## Start

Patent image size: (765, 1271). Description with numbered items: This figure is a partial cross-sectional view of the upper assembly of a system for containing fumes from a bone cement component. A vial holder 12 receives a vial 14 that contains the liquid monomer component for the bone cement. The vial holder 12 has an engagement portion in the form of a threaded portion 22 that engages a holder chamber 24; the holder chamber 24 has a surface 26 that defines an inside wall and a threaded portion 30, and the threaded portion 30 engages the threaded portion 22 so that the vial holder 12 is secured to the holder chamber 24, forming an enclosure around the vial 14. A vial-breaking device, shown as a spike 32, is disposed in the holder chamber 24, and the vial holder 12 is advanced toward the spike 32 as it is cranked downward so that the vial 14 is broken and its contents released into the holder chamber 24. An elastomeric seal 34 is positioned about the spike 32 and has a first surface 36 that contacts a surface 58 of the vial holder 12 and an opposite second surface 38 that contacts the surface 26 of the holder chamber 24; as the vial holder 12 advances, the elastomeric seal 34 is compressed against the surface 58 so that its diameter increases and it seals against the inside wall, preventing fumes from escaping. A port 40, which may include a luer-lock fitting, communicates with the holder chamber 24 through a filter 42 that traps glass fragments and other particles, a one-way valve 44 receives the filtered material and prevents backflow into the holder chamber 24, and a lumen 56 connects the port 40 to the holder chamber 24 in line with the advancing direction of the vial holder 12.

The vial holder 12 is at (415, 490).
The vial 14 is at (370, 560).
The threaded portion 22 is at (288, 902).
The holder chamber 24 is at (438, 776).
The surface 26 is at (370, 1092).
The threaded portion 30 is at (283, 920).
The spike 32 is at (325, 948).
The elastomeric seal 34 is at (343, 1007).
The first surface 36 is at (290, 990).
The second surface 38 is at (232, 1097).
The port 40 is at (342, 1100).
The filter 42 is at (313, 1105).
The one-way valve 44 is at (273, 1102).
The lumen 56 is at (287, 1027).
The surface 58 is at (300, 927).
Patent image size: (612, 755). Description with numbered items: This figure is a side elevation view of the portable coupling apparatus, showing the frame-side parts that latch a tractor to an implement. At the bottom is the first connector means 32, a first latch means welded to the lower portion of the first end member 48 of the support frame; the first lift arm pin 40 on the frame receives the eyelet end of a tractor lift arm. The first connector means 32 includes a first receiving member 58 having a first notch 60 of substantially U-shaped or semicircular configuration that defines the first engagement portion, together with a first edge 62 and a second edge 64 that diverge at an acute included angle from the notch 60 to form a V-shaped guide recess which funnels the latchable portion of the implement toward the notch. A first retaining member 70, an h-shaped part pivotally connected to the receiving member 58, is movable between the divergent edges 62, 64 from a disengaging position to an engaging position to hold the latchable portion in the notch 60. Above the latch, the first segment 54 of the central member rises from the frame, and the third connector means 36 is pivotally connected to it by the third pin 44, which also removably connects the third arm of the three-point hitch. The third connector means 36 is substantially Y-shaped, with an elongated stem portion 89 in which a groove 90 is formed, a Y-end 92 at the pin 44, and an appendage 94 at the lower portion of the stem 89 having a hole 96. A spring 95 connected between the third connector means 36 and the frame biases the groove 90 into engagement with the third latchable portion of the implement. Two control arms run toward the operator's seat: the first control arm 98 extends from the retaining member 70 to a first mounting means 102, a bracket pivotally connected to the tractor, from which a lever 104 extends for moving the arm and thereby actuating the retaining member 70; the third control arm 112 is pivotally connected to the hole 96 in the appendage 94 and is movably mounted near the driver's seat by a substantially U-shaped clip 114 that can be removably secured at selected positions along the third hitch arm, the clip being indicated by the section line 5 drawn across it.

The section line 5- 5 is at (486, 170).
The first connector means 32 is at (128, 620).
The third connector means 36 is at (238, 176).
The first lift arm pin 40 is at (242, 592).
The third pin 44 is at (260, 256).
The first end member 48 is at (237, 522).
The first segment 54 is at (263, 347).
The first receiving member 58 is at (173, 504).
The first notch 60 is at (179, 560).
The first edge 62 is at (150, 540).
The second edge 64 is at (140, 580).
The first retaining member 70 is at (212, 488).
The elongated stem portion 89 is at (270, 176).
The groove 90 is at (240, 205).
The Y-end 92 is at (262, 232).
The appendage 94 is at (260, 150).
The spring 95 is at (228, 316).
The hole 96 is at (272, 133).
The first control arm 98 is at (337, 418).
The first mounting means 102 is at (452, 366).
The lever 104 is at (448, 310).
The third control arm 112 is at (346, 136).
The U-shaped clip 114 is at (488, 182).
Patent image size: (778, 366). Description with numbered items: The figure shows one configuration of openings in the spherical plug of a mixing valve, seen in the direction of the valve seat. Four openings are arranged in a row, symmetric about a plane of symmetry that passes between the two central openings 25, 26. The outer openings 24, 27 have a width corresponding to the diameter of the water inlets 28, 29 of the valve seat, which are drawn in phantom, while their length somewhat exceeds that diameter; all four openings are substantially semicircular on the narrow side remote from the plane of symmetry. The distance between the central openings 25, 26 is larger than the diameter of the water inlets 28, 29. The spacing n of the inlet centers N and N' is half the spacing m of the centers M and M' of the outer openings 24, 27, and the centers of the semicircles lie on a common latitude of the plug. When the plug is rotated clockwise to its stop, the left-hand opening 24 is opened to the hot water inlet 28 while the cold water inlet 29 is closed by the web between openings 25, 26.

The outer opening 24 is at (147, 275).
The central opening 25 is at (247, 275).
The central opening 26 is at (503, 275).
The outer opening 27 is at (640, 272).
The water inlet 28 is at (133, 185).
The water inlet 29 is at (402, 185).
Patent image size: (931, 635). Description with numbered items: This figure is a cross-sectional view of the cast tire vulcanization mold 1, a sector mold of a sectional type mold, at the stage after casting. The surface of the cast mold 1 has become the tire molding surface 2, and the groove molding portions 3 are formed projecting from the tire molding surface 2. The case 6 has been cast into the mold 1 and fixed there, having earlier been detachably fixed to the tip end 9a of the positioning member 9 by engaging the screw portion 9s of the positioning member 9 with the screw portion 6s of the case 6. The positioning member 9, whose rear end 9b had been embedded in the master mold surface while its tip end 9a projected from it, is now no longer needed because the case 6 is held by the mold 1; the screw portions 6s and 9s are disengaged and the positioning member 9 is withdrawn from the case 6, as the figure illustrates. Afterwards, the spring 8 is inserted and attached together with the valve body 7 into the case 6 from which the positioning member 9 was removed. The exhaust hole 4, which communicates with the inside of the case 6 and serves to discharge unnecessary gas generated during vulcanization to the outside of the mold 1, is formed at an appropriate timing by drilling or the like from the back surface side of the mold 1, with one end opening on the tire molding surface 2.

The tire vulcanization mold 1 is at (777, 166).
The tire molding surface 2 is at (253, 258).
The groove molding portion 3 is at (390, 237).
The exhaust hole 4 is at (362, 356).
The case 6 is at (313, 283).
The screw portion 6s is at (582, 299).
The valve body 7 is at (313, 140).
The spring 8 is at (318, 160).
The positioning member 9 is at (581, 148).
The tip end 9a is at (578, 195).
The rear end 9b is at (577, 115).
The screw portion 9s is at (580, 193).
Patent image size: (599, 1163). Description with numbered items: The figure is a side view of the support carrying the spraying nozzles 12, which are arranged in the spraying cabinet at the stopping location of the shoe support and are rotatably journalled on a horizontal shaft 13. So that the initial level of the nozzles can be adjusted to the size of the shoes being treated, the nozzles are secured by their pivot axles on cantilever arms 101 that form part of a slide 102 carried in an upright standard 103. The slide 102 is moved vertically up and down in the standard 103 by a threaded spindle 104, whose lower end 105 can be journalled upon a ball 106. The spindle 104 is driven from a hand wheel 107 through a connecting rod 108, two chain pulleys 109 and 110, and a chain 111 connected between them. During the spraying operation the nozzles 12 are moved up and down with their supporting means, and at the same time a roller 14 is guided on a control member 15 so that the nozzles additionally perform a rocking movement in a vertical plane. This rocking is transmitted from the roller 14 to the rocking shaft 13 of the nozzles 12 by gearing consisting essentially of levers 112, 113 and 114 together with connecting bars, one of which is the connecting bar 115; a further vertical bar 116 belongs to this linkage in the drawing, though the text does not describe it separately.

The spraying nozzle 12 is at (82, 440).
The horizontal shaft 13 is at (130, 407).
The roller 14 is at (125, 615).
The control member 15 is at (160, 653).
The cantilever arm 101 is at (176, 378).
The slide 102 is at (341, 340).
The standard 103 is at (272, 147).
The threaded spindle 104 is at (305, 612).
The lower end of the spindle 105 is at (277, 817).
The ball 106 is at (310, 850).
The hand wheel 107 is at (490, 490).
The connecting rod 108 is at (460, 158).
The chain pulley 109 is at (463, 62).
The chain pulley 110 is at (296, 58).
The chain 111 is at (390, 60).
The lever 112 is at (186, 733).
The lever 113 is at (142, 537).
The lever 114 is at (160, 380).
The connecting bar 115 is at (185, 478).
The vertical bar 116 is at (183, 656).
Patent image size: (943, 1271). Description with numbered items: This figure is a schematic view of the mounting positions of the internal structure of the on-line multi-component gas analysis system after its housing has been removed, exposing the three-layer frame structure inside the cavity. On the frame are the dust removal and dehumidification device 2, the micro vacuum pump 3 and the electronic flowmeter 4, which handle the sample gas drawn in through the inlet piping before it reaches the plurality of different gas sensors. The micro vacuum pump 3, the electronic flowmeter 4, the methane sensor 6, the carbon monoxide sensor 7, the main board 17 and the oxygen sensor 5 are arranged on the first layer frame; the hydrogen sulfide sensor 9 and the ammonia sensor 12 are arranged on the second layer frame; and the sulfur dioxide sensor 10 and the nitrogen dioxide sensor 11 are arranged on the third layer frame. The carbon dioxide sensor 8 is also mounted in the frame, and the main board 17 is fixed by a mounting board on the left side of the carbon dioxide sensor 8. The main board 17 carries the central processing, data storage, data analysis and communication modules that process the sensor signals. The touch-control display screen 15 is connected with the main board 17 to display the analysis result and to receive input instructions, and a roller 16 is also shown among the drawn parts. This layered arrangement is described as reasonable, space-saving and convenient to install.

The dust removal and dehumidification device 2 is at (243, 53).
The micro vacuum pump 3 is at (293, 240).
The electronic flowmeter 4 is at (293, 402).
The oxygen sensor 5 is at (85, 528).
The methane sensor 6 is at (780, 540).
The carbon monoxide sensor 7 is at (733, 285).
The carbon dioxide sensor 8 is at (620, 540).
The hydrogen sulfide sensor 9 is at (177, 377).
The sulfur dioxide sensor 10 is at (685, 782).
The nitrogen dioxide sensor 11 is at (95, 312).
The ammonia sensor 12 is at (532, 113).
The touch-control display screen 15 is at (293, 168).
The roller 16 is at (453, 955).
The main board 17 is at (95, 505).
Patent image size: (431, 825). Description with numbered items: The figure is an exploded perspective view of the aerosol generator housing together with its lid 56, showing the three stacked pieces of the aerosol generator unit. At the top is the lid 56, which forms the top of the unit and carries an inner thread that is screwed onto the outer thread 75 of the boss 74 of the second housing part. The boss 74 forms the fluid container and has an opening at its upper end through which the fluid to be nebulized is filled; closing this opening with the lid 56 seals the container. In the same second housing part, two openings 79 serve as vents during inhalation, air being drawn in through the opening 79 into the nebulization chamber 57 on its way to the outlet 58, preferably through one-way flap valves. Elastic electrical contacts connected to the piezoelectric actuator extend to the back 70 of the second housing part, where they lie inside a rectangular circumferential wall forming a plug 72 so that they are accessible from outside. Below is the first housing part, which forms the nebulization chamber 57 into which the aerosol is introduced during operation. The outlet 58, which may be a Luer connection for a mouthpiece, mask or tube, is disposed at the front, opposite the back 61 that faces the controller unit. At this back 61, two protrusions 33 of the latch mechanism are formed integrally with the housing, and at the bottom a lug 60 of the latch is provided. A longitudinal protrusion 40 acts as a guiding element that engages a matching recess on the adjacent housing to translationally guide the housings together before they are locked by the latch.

## End

**Written request**
Pick out every line in the rows above that contains the string "nitrogen", matching case exactly.

**Exercise answer**
Patent image size: (943, 1271). Description with numbered items: This figure is a schematic view of the mounting positions of the internal structure of the on-line multi-component gas analysis system after its housing has been removed, exposing the three-layer frame structure inside the cavity. On the frame are the dust removal and dehumidification device 2, the micro vacuum pump 3 and the electronic flowmeter 4, which handle the sample gas drawn in through the inlet piping before it reaches the plurality of different gas sensors. The micro vacuum pump 3, the electronic flowmeter 4, the methane sensor 6, the carbon monoxide sensor 7, the main board 17 and the oxygen sensor 5 are arranged on the first layer frame; the hydrogen sulfide sensor 9 and the ammonia sensor 12 are arranged on the second layer frame; and the sulfur dioxide sensor 10 and the nitrogen dioxide sensor 11 are arranged on the third layer frame. The carbon dioxide sensor 8 is also mounted in the frame, and the main board 17 is fixed by a mounting board on the left side of the carbon dioxide sensor 8. The main board 17 carries the central processing, data storage, data analysis and communication modules that process the sensor signals. The touch-control display screen 15 is connected with the main board 17 to display the analysis result and to receive input instructions, and a roller 16 is also shown among the drawn parts. This layered arrangement is described as reasonable, space-saving and convenient to install.
The nitrogen dioxide sensor 11 is at (95, 312).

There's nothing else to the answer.